QUOTED PASSAGE =>
____

Seeing Turner in a different light

Portrait of the artist as a businessman: the annual Turner exhibition at the National Gallery puts a new complexion on his work…

Portrait of the artist as a businessman: the annual Turner exhibition at the National Gallery puts a new complexion on his work, writes Aidan Dunne

This year, the annual Turner watercolours exhibition at the National Gallery has been given a modest thematic spin. As ever, the show, in the subdued light of the print gallery, marshals the 31 watercolours from the Vaughan Bequest, with five additional watercolours and a selection of prints from Turner's Liber Studiorum series. The most recent acquisition is a misty watercolour of the Rhine, made with engraving in mind and given to the gallery by Lady Beit three years ago.

The element of spin emerges in the show's title: The Business of Being Turner. And it is an appropriate title. We can now look at the artist's watercolours and engravings as objects of primarily aesthetic interest, but, when Turner was a young man, topographical watercolours were a business, and a thriving one. More than that, though, Turner was, throughout his life, a hard-headed businessman when it came to the sale and marketing of his work.

The son of a hard-working barber with a large, prosperous clientele in the heart of London, Turner was, you could say, brought up less an aesthete and more a tradesman. The source of his income was his artistic work - there was no inheritance or other financial buffer. In a way, Turner's financial dealings were as unorthodox as other areas of his life. He didn't have a bank account, although a great deal of money passed through his hands. A great deal of his wealth was held in government bonds. And wealth is the right word. By the time of his death in 1851 he was, in today's terms, a multi-millionaire.

____

TASK LIST =>
1. Answer these about the Turner exhibition article:
(a) How many watercolours from the Vaughan Bequest does the show include?
(b) Who gave the gallery the misty watercolour of the Rhine?
(c) What did Turner's father do for a living?
2. Write the next part of the Turner exhibition article, picking up after its final sentence.
The lines after this text have nothing to do with what is asked here.

DATASET EXCERPT =>

____

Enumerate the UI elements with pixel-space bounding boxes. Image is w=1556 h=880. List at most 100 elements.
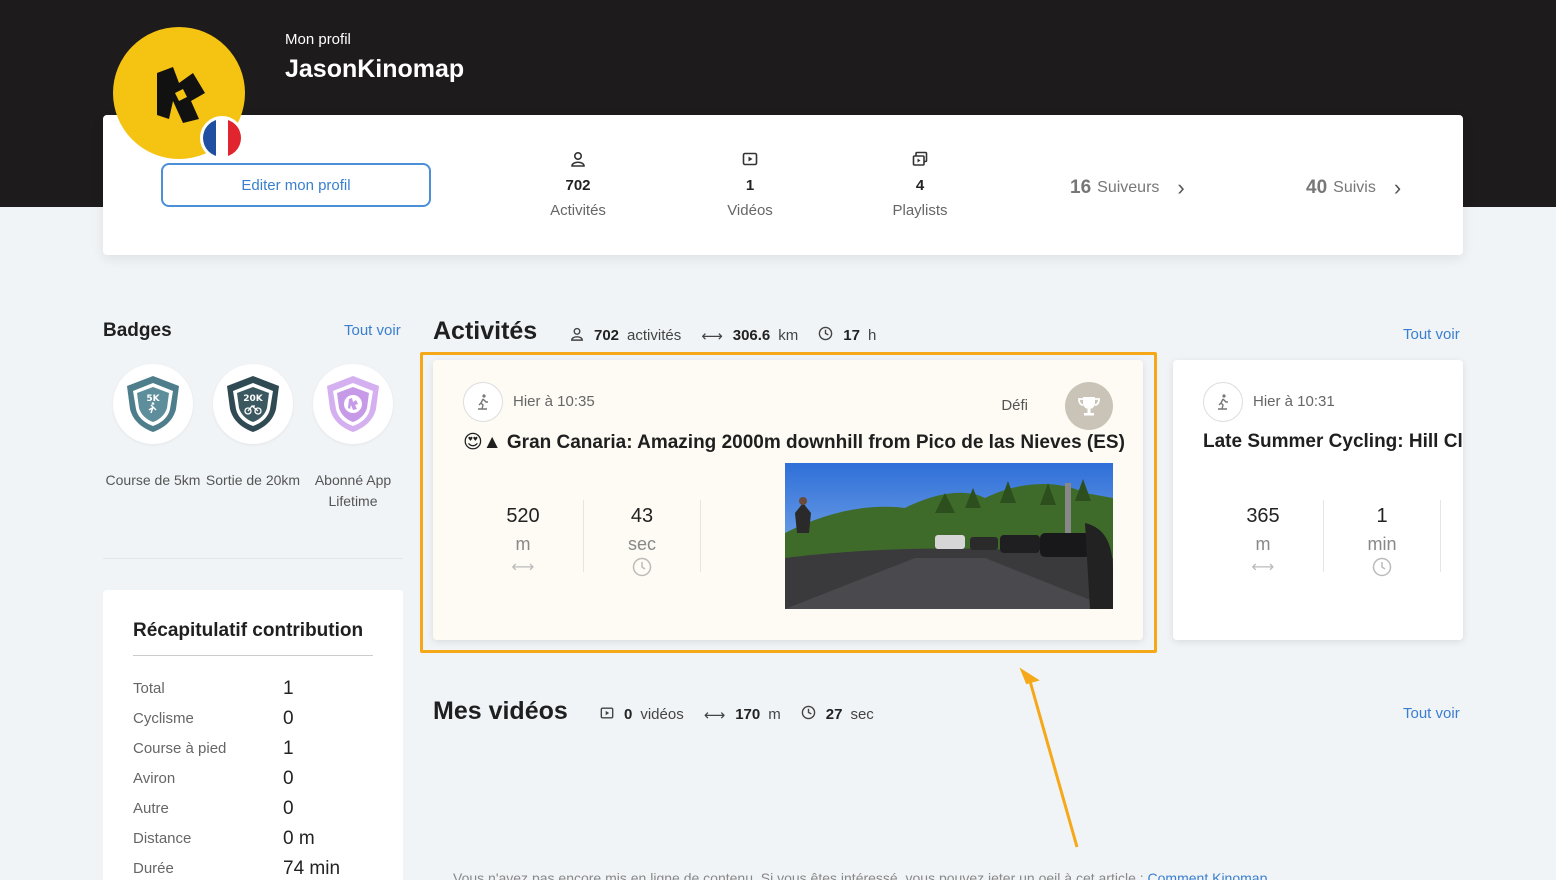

____

OUTPUTS IN ORDER =>
1.
(a) 31
(b) Lady Beit
(c) He was a barber.

2.
READ MORE

In the exhibition brochure, Ann Hodge quotes his reply to someone who asked him the secret of his success: "The only secret I have got is damned hard work." Hard work was not the only secret, but any account of his life makes it clear he worked incredibly, even obsessively, hard. Early on, his father exhibited and sold some of his watercolours in his barber shop and, in time, became his son's full-time employee.

During Turner's lifetime the technology of mechanical reproduction was developing rapidly. Engraving and printing formed part of a huge industry, and he made a great deal of money from producing drawings and watercolours to be handed over to expert engravers. When he became better known, engravings of his own paintings proved lucrative. But hard work was part and parcel of this. On a piecemeal basis, Turner's contributions were not particularly well paid; the real advantage came from contracts for large numbers of works.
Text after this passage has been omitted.